(DO THIS): Repeat the listing exactly as given, omitting every image.

################

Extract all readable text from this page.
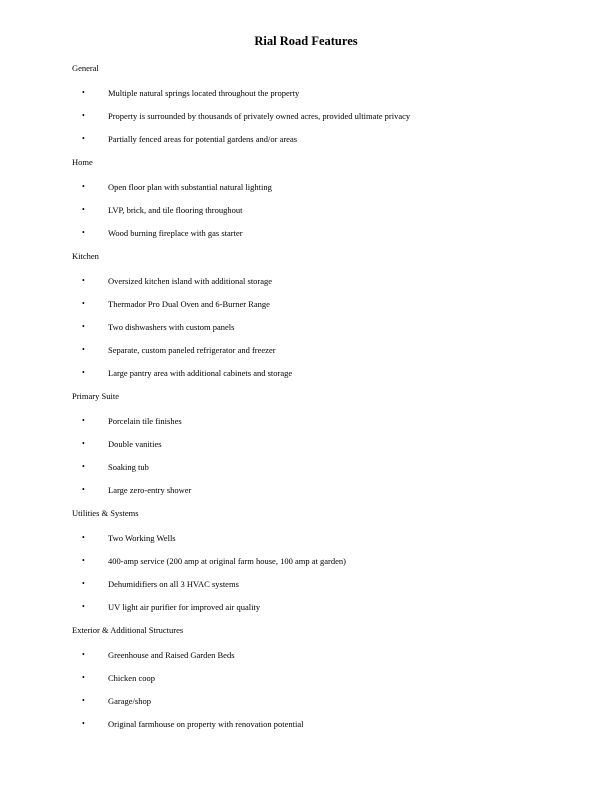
Rial Road Features
General
•	Multiple natural springs located throughout the property
•	Property is surrounded by thousands of privately owned acres, provided ultimate privacy
•	Partially fenced areas for potential gardens and/or areas
Home
•	Open floor plan with substantial natural lighting
•	LVP, brick, and tile flooring throughout
•	Wood burning fireplace with gas starter
Kitchen
•	Oversized kitchen island with additional storage
•	Thermador Pro Dual Oven and 6-Burner Range
•	Two dishwashers with custom panels
•	Separate, custom paneled refrigerator and freezer
•	Large pantry area with additional cabinets and storage
Primary Suite
•	Porcelain tile finishes
•	Double vanities
•	Soaking tub
•	Large zero-entry shower
Utilities & Systems
•	Two Working Wells
•	400-amp service (200 amp at original farm house, 100 amp at garden)
•	Dehumidifiers on all 3 HVAC systems
•	UV light air purifier for improved air quality
Exterior & Additional Structures
•	Greenhouse and Raised Garden Beds
•	Chicken coop
•	Garage/shop
•	Original farmhouse on property with renovation potential
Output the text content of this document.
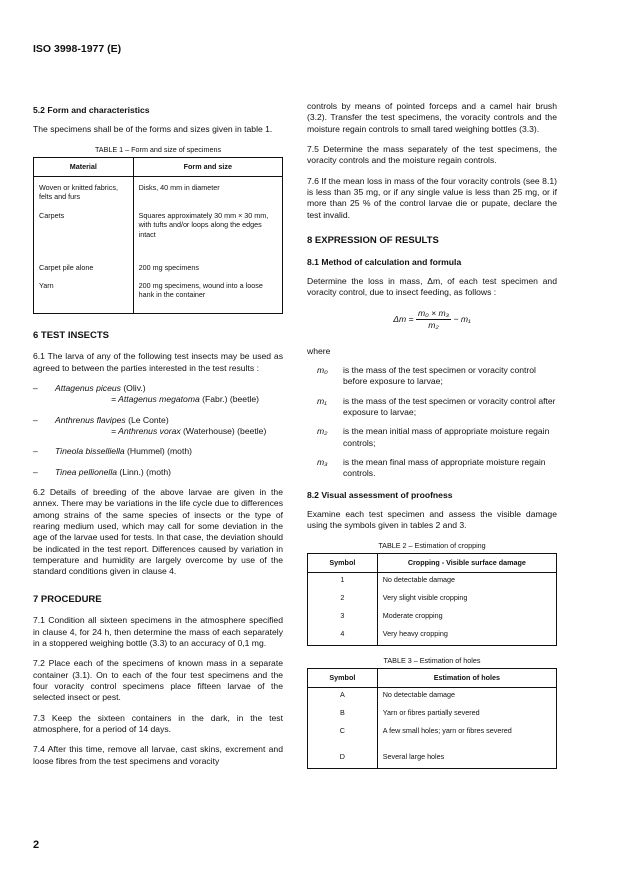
ISO 3998-1977 (E)
5.2 Form and characteristics

The specimens shall be of the forms and sizes given in table 1.

TABLE 1 – Form and size of specimens
Material	Form and size
Woven or knitted fabrics, felts and furs	Disks, 40 mm in diameter
Carpets	Squares approximately 30 mm × 30 mm, with tufts and/or loops along the edges intact
Carpet pile alone	200 mg specimens
Yarn	200 mg specimens, wound into a loose hank in the container
6 TEST INSECTS

6.1 The larva of any of the following test insects may be used as agreed to between the parties interested in the test results :

– Attagenus piceus (Oliv.)
= Attagenus megatoma (Fabr.) (beetle)
– Anthrenus flavipes (Le Conte)
= Anthrenus vorax (Waterhouse) (beetle)
– Tineola bisselliella (Hummel) (moth)
– Tinea pellionella (Linn.) (moth)

6.2 Details of breeding of the above larvae are given in the annex. There may be variations in the life cycle due to differences among strains of the same species of insects or the type of rearing medium used, which may call for some deviation in the age of the larvae used for tests. In that case, the deviation should be indicated in the test report. Differences caused by variation in temperature and humidity are largely overcome by use of the standard conditions given in clause 4.

7 PROCEDURE

7.1 Condition all sixteen specimens in the atmosphere specified in clause 4, for 24 h, then determine the mass of each separately in a stoppered weighing bottle (3.3) to an accuracy of 0,1 mg.

7.2 Place each of the specimens of known mass in a separate container (3.1). On to each of the four test specimens and the four voracity control specimens place fifteen larvae of the selected insect or pest.

7.3 Keep the sixteen containers in the dark, in the test atmosphere, for a period of 14 days.

7.4 After this time, remove all larvae, cast skins, excrement and loose fibres from the test specimens and voracity

controls by means of pointed forceps and a camel hair brush (3.2). Transfer the test specimens, the voracity controls and the moisture regain controls to small tared weighing bottles (3.3).

7.5 Determine the mass separately of the test specimens, the voracity controls and the moisture regain controls.

7.6 If the mean loss in mass of the four voracity controls (see 8.1) is less than 35 mg, or if any single value is less than 25 mg, or if more than 25 % of the control larvae die or pupate, declare the test invalid.

8 EXPRESSION OF RESULTS
8.1 Method of calculation and formula

Determine the loss in mass, Δm, of each test specimen and voracity control, due to insect feeding, as follows :

$\Delta m = \frac{\text{m₀ × m₃}}{\text{m₂}} - m_1$
where
m₀	is the mass of the test specimen or voracity control before exposure to larvae;
m₁	is the mass of the test specimen or voracity control after exposure to larvae;
m₂	is the mean initial mass of appropriate moisture regain controls;
m₃	is the mean final mass of appropriate moisture regain controls.
8.2 Visual assessment of proofness

Examine each test specimen and assess the visible damage using the symbols given in tables 2 and 3.

TABLE 2 – Estimation of cropping
Symbol	Cropping - Visible surface damage
1	No detectable damage
2	Very slight visible cropping
3	Moderate cropping
4	Very heavy cropping
TABLE 3 – Estimation of holes
Symbol	Estimation of holes
A	No detectable damage
B	Yarn or fibres partially severed
C	A few small holes; yarn or fibres severed
D	Several large holes
2
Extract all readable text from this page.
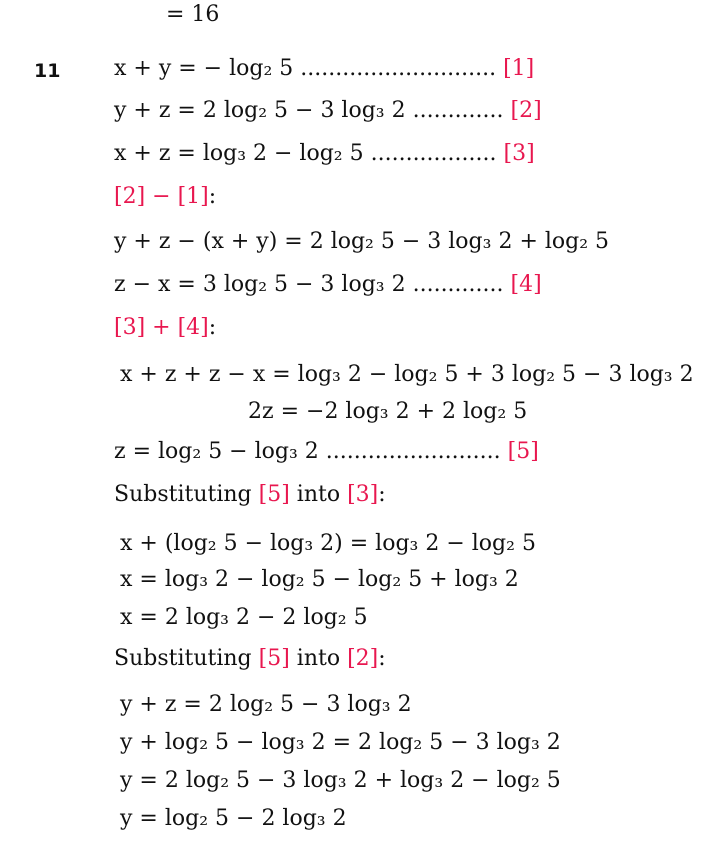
= 16
11 x + y = − log₂ 5 ............................ [1]
y + z = 2 log₂ 5 − 3 log₃ 2 ............. [2]
x + z = log₃ 2 − log₂ 5 .................. [3]
[2] − [1]:
y + z − (x + y) = 2 log₂ 5 − 3 log₃ 2 + log₂ 5
z − x = 3 log₂ 5 − 3 log₃ 2 ............. [4]
[3] + [4]:
x + z + z − x = log₃ 2 − log₂ 5 + 3 log₂ 5 − 3 log₃ 2
2z = −2 log₃ 2 + 2 log₂ 5
z = log₂ 5 − log₃ 2 ......................... [5]
Substituting [5] into [3]:
x + (log₂ 5 − log₃ 2) = log₃ 2 − log₂ 5
x = log₃ 2 − log₂ 5 − log₂ 5 + log₃ 2
x = 2 log₃ 2 − 2 log₂ 5
Substituting [5] into [2]:
y + z = 2 log₂ 5 − 3 log₃ 2
y + log₂ 5 − log₃ 2 = 2 log₂ 5 − 3 log₃ 2
y = 2 log₂ 5 − 3 log₃ 2 + log₃ 2 − log₂ 5
y = log₂ 5 − 2 log₃ 2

################

(RESPONSE TO THIS EXERCISE):
Extract all readable text from this page.
Rial Road Features
General
•	Multiple natural springs located throughout the property
•	Property is surrounded by thousands of privately owned acres, provided ultimate privacy
•	Partially fenced areas for potential gardens and/or areas
Home
•	Open floor plan with substantial natural lighting
•	LVP, brick, and tile flooring throughout
•	Wood burning fireplace with gas starter
Kitchen
•	Oversized kitchen island with additional storage
•	Thermador Pro Dual Oven and 6-Burner Range
•	Two dishwashers with custom panels
•	Separate, custom paneled refrigerator and freezer
•	Large pantry area with additional cabinets and storage
Primary Suite
•	Porcelain tile finishes
•	Double vanities
•	Soaking tub
•	Large zero-entry shower
Utilities & Systems
•	Two Working Wells
•	400-amp service (200 amp at original farm house, 100 amp at garden)
•	Dehumidifiers on all 3 HVAC systems
•	UV light air purifier for improved air quality
Exterior & Additional Structures
•	Greenhouse and Raised Garden Beds
•	Chicken coop
•	Garage/shop
•	Original farmhouse on property with renovation potential
Output the text content of this document.
ISO 3998-1977 (E)
5.2 Form and characteristics

The specimens shall be of the forms and sizes given in table 1.

TABLE 1 – Form and size of specimens
Material	Form and size
Woven or knitted fabrics, felts and furs	Disks, 40 mm in diameter
Carpets	Squares approximately 30 mm × 30 mm, with tufts and/or loops along the edges intact
Carpet pile alone	200 mg specimens
Yarn	200 mg specimens, wound into a loose hank in the container
6 TEST INSECTS

6.1 The larva of any of the following test insects may be used as agreed to between the parties interested in the test results :

– Attagenus piceus (Oliv.)
= Attagenus megatoma (Fabr.) (beetle)
– Anthrenus flavipes (Le Conte)
= Anthrenus vorax (Waterhouse) (beetle)
– Tineola bisselliella (Hummel) (moth)
– Tinea pellionella (Linn.) (moth)

6.2 Details of breeding of the above larvae are given in the annex. There may be variations in the life cycle due to differences among strains of the same species of insects or the type of rearing medium used, which may call for some deviation in the age of the larvae used for tests. In that case, the deviation should be indicated in the test report. Differences caused by variation in temperature and humidity are largely overcome by use of the standard conditions given in clause 4.

7 PROCEDURE

7.1 Condition all sixteen specimens in the atmosphere specified in clause 4, for 24 h, then determine the mass of each separately in a stoppered weighing bottle (3.3) to an accuracy of 0,1 mg.

7.2 Place each of the specimens of known mass in a separate container (3.1). On to each of the four test specimens and the four voracity control specimens place fifteen larvae of the selected insect or pest.

7.3 Keep the sixteen containers in the dark, in the test atmosphere, for a period of 14 days.

7.4 After this time, remove all larvae, cast skins, excrement and loose fibres from the test specimens and voracity

controls by means of pointed forceps and a camel hair brush (3.2). Transfer the test specimens, the voracity controls and the moisture regain controls to small tared weighing bottles (3.3).

7.5 Determine the mass separately of the test specimens, the voracity controls and the moisture regain controls.

7.6 If the mean loss in mass of the four voracity controls (see 8.1) is less than 35 mg, or if any single value is less than 25 mg, or if more than 25 % of the control larvae die or pupate, declare the test invalid.

8 EXPRESSION OF RESULTS
8.1 Method of calculation and formula

Determine the loss in mass, Δm, of each test specimen and voracity control, due to insect feeding, as follows :

$\Delta m = \frac{\text{m₀ × m₃}}{\text{m₂}} - m_1$
where
m₀	is the mass of the test specimen or voracity control before exposure to larvae;
m₁	is the mass of the test specimen or voracity control after exposure to larvae;
m₂	is the mean initial mass of appropriate moisture regain controls;
m₃	is the mean final mass of appropriate moisture regain controls.
8.2 Visual assessment of proofness

Examine each test specimen and assess the visible damage using the symbols given in tables 2 and 3.

TABLE 2 – Estimation of cropping
Symbol	Cropping - Visible surface damage
1	No detectable damage
2	Very slight visible cropping
3	Moderate cropping
4	Very heavy cropping
TABLE 3 – Estimation of holes
Symbol	Estimation of holes
A	No detectable damage
B	Yarn or fibres partially severed
C	A few small holes; yarn or fibres severed
D	Several large holes
2
Extract all readable text from this page.
= 16
11 x + y = − log₂ 5 ............................ [1]
y + z = 2 log₂ 5 − 3 log₃ 2 ............. [2]
x + z = log₃ 2 − log₂ 5 .................. [3]
[2] − [1]:
y + z − (x + y) = 2 log₂ 5 − 3 log₃ 2 + log₂ 5
z − x = 3 log₂ 5 − 3 log₃ 2 ............. [4]
[3] + [4]:
x + z + z − x = log₃ 2 − log₂ 5 + 3 log₂ 5 − 3 log₃ 2
2z = −2 log₃ 2 + 2 log₂ 5
z = log₂ 5 − log₃ 2 ......................... [5]
Substituting [5] into [3]:
x + (log₂ 5 − log₃ 2) = log₃ 2 − log₂ 5
x = log₃ 2 − log₂ 5 − log₂ 5 + log₃ 2
x = 2 log₃ 2 − 2 log₂ 5
Substituting [5] into [2]:
y + z = 2 log₂ 5 − 3 log₃ 2
y + log₂ 5 − log₃ 2 = 2 log₂ 5 − 3 log₃ 2
y = 2 log₂ 5 − 3 log₃ 2 + log₃ 2 − log₂ 5
y = log₂ 5 − 2 log₃ 2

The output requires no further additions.